▸ **GIVEN TASK**
Reproduce the listing below word for word, with no pictures.

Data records
[START]

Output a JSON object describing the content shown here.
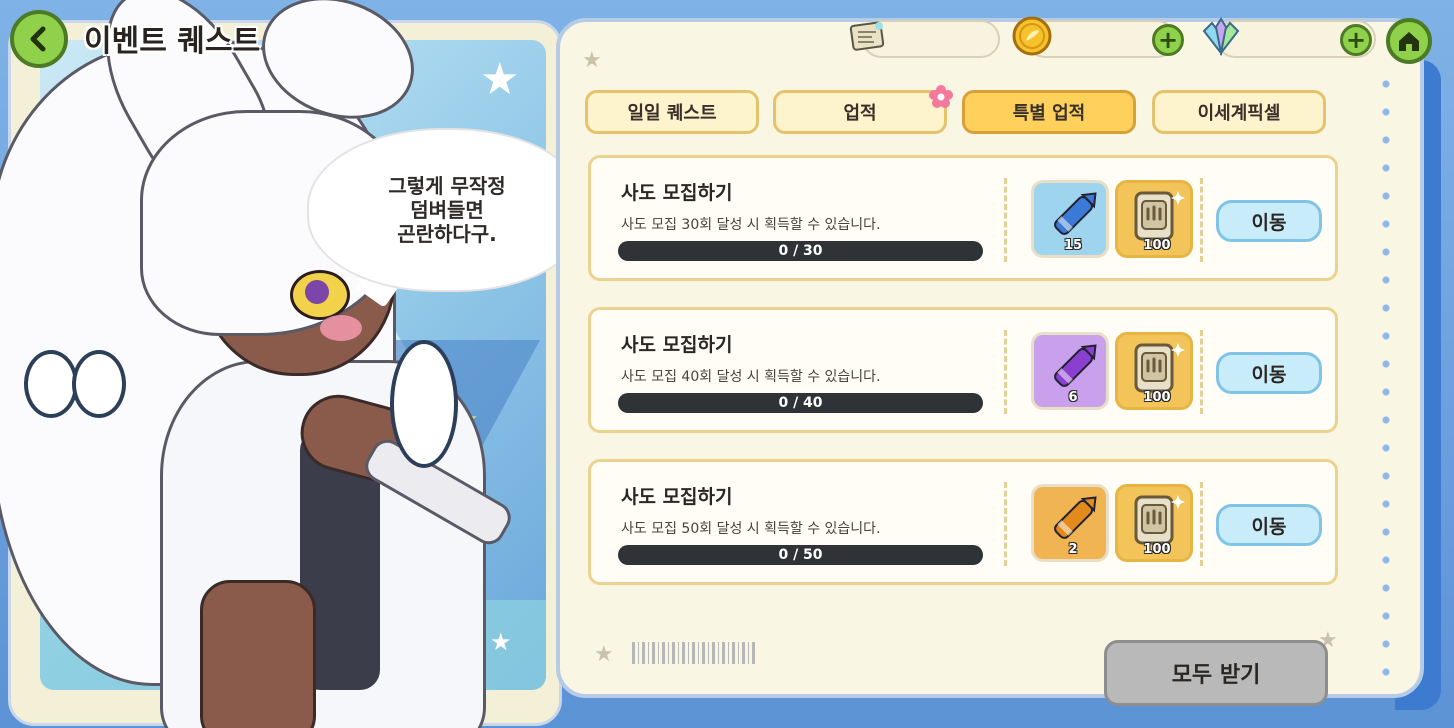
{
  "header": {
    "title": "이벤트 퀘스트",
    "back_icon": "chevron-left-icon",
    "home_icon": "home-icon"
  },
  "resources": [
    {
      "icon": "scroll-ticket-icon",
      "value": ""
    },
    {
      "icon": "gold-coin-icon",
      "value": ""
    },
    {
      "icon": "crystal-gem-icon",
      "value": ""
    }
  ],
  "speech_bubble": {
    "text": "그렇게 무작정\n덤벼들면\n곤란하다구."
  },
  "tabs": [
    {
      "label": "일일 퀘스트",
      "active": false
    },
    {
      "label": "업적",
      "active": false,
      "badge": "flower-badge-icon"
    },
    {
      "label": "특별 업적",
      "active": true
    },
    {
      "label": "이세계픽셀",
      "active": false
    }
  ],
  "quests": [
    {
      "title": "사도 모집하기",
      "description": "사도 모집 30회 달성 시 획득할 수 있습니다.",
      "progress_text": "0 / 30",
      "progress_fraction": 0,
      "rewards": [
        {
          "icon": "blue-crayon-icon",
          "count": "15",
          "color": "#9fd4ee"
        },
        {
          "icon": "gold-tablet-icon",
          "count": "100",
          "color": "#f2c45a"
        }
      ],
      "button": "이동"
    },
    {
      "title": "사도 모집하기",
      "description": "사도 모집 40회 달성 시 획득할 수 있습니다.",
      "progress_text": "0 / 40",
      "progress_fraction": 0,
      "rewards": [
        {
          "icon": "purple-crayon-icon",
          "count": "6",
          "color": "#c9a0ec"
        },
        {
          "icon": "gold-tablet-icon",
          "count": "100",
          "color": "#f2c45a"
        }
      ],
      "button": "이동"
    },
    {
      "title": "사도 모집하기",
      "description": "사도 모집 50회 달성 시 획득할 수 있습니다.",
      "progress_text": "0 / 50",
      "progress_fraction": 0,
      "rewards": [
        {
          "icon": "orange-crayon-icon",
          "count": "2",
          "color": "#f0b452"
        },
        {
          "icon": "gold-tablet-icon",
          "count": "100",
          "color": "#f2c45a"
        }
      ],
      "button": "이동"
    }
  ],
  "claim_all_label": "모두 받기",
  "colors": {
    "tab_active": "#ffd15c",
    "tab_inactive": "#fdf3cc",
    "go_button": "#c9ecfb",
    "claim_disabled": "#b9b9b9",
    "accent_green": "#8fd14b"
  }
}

[END]

▸ **OUTPUT FOR THIS EXERCISE**
Output a JSON object describing the content shown here.
{
  "header": {
    "title": "이벤트 퀘스트",
    "back_icon": "chevron-left-icon",
    "home_icon": "home-icon"
  },
  "resources": [
    {
      "icon": "scroll-ticket-icon",
      "value": ""
    },
    {
      "icon": "gold-coin-icon",
      "value": ""
    },
    {
      "icon": "crystal-gem-icon",
      "value": ""
    }
  ],
  "speech_bubble": {
    "text": "그렇게 무작정\n덤벼들면\n곤란하다구."
  },
  "tabs": [
    {
      "label": "일일 퀘스트",
      "active": false
    },
    {
      "label": "업적",
      "active": false,
      "badge": "flower-badge-icon"
    },
    {
      "label": "특별 업적",
      "active": true
    },
    {
      "label": "이세계픽셀",
      "active": false
    }
  ],
  "quests": [
    {
      "title": "사도 모집하기",
      "description": "사도 모집 30회 달성 시 획득할 수 있습니다.",
      "progress_text": "0 / 30",
      "progress_fraction": 0,
      "rewards": [
        {
          "icon": "blue-crayon-icon",
          "count": "15",
          "color": "#9fd4ee"
        },
        {
          "icon": "gold-tablet-icon",
          "count": "100",
          "color": "#f2c45a"
        }
      ],
      "button": "이동"
    },
    {
      "title": "사도 모집하기",
      "description": "사도 모집 40회 달성 시 획득할 수 있습니다.",
      "progress_text": "0 / 40",
      "progress_fraction": 0,
      "rewards": [
        {
          "icon": "purple-crayon-icon",
          "count": "6",
          "color": "#c9a0ec"
        },
        {
          "icon": "gold-tablet-icon",
          "count": "100",
          "color": "#f2c45a"
        }
      ],
      "button": "이동"
    },
    {
      "title": "사도 모집하기",
      "description": "사도 모집 50회 달성 시 획득할 수 있습니다.",
      "progress_text": "0 / 50",
      "progress_fraction": 0,
      "rewards": [
        {
          "icon": "orange-crayon-icon",
          "count": "2",
          "color": "#f0b452"
        },
        {
          "icon": "gold-tablet-icon",
          "count": "100",
          "color": "#f2c45a"
        }
      ],
      "button": "이동"
    }
  ],
  "claim_all_label": "모두 받기",
  "colors": {
    "tab_active": "#ffd15c",
    "tab_inactive": "#fdf3cc",
    "go_button": "#c9ecfb",
    "claim_disabled": "#b9b9b9",
    "accent_green": "#8fd14b"
  }
}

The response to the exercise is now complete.